*WORK TO BE COMPLETED*: Write down each entry again, exactly as it reads.
BEGIN RECORDS SHOWN
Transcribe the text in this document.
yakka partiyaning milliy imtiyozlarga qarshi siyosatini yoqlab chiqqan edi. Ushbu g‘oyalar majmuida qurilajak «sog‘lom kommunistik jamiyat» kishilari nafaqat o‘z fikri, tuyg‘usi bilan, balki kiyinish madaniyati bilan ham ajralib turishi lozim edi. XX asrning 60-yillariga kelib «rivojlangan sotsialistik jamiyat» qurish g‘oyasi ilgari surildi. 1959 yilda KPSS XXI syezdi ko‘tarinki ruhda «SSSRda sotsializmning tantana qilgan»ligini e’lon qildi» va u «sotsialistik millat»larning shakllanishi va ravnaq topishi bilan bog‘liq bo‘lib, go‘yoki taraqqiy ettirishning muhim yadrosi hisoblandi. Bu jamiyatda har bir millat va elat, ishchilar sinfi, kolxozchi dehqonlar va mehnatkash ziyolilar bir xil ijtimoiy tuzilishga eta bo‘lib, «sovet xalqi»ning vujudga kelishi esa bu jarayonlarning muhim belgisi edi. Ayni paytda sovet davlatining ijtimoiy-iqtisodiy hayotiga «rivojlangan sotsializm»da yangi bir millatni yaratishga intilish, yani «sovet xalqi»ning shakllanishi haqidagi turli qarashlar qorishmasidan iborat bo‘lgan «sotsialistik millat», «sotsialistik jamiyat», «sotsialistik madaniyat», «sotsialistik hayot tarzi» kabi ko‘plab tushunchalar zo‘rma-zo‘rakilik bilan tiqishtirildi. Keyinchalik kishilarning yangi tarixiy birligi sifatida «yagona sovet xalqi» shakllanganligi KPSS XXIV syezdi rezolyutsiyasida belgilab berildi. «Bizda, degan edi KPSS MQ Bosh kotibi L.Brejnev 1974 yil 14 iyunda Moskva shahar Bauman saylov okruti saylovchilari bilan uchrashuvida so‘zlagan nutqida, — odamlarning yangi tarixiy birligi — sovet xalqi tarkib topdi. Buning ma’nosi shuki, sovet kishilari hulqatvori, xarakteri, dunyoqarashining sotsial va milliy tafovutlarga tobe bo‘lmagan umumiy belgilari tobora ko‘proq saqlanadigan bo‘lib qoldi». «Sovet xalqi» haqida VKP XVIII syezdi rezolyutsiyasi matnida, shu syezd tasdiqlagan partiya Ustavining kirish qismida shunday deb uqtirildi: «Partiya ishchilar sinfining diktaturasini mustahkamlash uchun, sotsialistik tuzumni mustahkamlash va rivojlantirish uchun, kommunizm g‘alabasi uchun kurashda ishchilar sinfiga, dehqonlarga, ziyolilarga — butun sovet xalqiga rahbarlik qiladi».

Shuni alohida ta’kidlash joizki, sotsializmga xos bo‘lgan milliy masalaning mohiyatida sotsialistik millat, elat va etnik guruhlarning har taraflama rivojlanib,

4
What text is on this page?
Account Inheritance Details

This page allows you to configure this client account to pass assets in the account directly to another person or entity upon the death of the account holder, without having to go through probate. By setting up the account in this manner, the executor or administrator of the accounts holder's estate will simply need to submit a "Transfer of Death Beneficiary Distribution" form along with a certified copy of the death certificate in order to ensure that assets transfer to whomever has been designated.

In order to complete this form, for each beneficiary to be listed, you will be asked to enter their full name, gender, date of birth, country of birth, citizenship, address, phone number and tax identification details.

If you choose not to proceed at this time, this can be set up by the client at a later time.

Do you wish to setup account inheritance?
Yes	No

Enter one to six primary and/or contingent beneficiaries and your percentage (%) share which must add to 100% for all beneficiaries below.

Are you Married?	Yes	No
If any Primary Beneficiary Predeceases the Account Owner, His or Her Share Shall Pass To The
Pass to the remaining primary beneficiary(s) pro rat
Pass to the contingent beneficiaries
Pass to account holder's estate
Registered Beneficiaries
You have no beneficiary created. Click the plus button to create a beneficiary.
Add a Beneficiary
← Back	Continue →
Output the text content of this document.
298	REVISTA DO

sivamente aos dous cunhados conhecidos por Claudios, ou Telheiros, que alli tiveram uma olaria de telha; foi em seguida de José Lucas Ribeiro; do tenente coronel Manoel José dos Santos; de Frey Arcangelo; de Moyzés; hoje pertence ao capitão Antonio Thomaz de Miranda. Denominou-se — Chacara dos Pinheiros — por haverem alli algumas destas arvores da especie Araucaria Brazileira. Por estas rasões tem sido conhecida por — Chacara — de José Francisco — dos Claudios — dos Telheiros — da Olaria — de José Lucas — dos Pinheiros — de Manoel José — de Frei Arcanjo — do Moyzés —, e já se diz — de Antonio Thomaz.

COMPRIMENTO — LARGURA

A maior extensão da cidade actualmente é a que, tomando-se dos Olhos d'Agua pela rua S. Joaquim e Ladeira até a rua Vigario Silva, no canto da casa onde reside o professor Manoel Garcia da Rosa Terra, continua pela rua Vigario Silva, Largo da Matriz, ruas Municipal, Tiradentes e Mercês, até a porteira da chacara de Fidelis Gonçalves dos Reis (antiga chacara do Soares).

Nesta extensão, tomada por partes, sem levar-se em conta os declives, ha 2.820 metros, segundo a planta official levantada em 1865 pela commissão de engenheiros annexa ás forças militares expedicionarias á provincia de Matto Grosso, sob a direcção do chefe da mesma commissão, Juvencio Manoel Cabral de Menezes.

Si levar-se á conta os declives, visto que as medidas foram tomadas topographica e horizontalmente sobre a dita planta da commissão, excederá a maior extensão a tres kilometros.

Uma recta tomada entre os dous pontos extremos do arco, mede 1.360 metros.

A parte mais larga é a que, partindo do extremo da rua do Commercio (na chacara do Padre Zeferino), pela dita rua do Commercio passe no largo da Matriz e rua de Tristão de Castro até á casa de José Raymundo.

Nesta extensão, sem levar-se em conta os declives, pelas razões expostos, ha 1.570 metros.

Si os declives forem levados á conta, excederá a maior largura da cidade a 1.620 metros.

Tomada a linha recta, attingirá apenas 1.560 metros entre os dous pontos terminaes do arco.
END RECORDS SHOWN
*EXPECTED OUTPUT*:
Transcribe the text in this document.
yakka partiyaning milliy imtiyozlarga qarshi siyosatini yoqlab chiqqan edi. Ushbu g‘oyalar majmuida qurilajak «sog‘lom kommunistik jamiyat» kishilari nafaqat o‘z fikri, tuyg‘usi bilan, balki kiyinish madaniyati bilan ham ajralib turishi lozim edi. XX asrning 60-yillariga kelib «rivojlangan sotsialistik jamiyat» qurish g‘oyasi ilgari surildi. 1959 yilda KPSS XXI syezdi ko‘tarinki ruhda «SSSRda sotsializmning tantana qilgan»ligini e’lon qildi» va u «sotsialistik millat»larning shakllanishi va ravnaq topishi bilan bog‘liq bo‘lib, go‘yoki taraqqiy ettirishning muhim yadrosi hisoblandi. Bu jamiyatda har bir millat va elat, ishchilar sinfi, kolxozchi dehqonlar va mehnatkash ziyolilar bir xil ijtimoiy tuzilishga eta bo‘lib, «sovet xalqi»ning vujudga kelishi esa bu jarayonlarning muhim belgisi edi. Ayni paytda sovet davlatining ijtimoiy-iqtisodiy hayotiga «rivojlangan sotsializm»da yangi bir millatni yaratishga intilish, yani «sovet xalqi»ning shakllanishi haqidagi turli qarashlar qorishmasidan iborat bo‘lgan «sotsialistik millat», «sotsialistik jamiyat», «sotsialistik madaniyat», «sotsialistik hayot tarzi» kabi ko‘plab tushunchalar zo‘rma-zo‘rakilik bilan tiqishtirildi. Keyinchalik kishilarning yangi tarixiy birligi sifatida «yagona sovet xalqi» shakllanganligi KPSS XXIV syezdi rezolyutsiyasida belgilab berildi. «Bizda, degan edi KPSS MQ Bosh kotibi L.Brejnev 1974 yil 14 iyunda Moskva shahar Bauman saylov okruti saylovchilari bilan uchrashuvida so‘zlagan nutqida, — odamlarning yangi tarixiy birligi — sovet xalqi tarkib topdi. Buning ma’nosi shuki, sovet kishilari hulqatvori, xarakteri, dunyoqarashining sotsial va milliy tafovutlarga tobe bo‘lmagan umumiy belgilari tobora ko‘proq saqlanadigan bo‘lib qoldi». «Sovet xalqi» haqida VKP XVIII syezdi rezolyutsiyasi matnida, shu syezd tasdiqlagan partiya Ustavining kirish qismida shunday deb uqtirildi: «Partiya ishchilar sinfining diktaturasini mustahkamlash uchun, sotsialistik tuzumni mustahkamlash va rivojlantirish uchun, kommunizm g‘alabasi uchun kurashda ishchilar sinfiga, dehqonlarga, ziyolilarga — butun sovet xalqiga rahbarlik qiladi».

Shuni alohida ta’kidlash joizki, sotsializmga xos bo‘lgan milliy masalaning mohiyatida sotsialistik millat, elat va etnik guruhlarning har taraflama rivojlanib,

4
What text is on this page?
Account Inheritance Details

This page allows you to configure this client account to pass assets in the account directly to another person or entity upon the death of the account holder, without having to go through probate. By setting up the account in this manner, the executor or administrator of the accounts holder's estate will simply need to submit a "Transfer of Death Beneficiary Distribution" form along with a certified copy of the death certificate in order to ensure that assets transfer to whomever has been designated.

In order to complete this form, for each beneficiary to be listed, you will be asked to enter their full name, gender, date of birth, country of birth, citizenship, address, phone number and tax identification details.

If you choose not to proceed at this time, this can be set up by the client at a later time.

Do you wish to setup account inheritance?
Yes	No

Enter one to six primary and/or contingent beneficiaries and your percentage (%) share which must add to 100% for all beneficiaries below.

Are you Married?	Yes	No
If any Primary Beneficiary Predeceases the Account Owner, His or Her Share Shall Pass To The
Pass to the remaining primary beneficiary(s) pro rat
Pass to the contingent beneficiaries
Pass to account holder's estate
Registered Beneficiaries
You have no beneficiary created. Click the plus button to create a beneficiary.
Add a Beneficiary
← Back	Continue →
Output the text content of this document.
298	REVISTA DO

sivamente aos dous cunhados conhecidos por Claudios, ou Telheiros, que alli tiveram uma olaria de telha; foi em seguida de José Lucas Ribeiro; do tenente coronel Manoel José dos Santos; de Frey Arcangelo; de Moyzés; hoje pertence ao capitão Antonio Thomaz de Miranda. Denominou-se — Chacara dos Pinheiros — por haverem alli algumas destas arvores da especie Araucaria Brazileira. Por estas rasões tem sido conhecida por — Chacara — de José Francisco — dos Claudios — dos Telheiros — da Olaria — de José Lucas — dos Pinheiros — de Manoel José — de Frei Arcanjo — do Moyzés —, e já se diz — de Antonio Thomaz.

COMPRIMENTO — LARGURA

A maior extensão da cidade actualmente é a que, tomando-se dos Olhos d'Agua pela rua S. Joaquim e Ladeira até a rua Vigario Silva, no canto da casa onde reside o professor Manoel Garcia da Rosa Terra, continua pela rua Vigario Silva, Largo da Matriz, ruas Municipal, Tiradentes e Mercês, até a porteira da chacara de Fidelis Gonçalves dos Reis (antiga chacara do Soares).

Nesta extensão, tomada por partes, sem levar-se em conta os declives, ha 2.820 metros, segundo a planta official levantada em 1865 pela commissão de engenheiros annexa ás forças militares expedicionarias á provincia de Matto Grosso, sob a direcção do chefe da mesma commissão, Juvencio Manoel Cabral de Menezes.

Si levar-se á conta os declives, visto que as medidas foram tomadas topographica e horizontalmente sobre a dita planta da commissão, excederá a maior extensão a tres kilometros.

Uma recta tomada entre os dous pontos extremos do arco, mede 1.360 metros.

A parte mais larga é a que, partindo do extremo da rua do Commercio (na chacara do Padre Zeferino), pela dita rua do Commercio passe no largo da Matriz e rua de Tristão de Castro até á casa de José Raymundo.

Nesta extensão, sem levar-se em conta os declives, pelas razões expostos, ha 1.570 metros.

Si os declives forem levados á conta, excederá a maior largura da cidade a 1.620 metros.

Tomada a linha recta, attingirá apenas 1.560 metros entre os dous pontos terminaes do arco.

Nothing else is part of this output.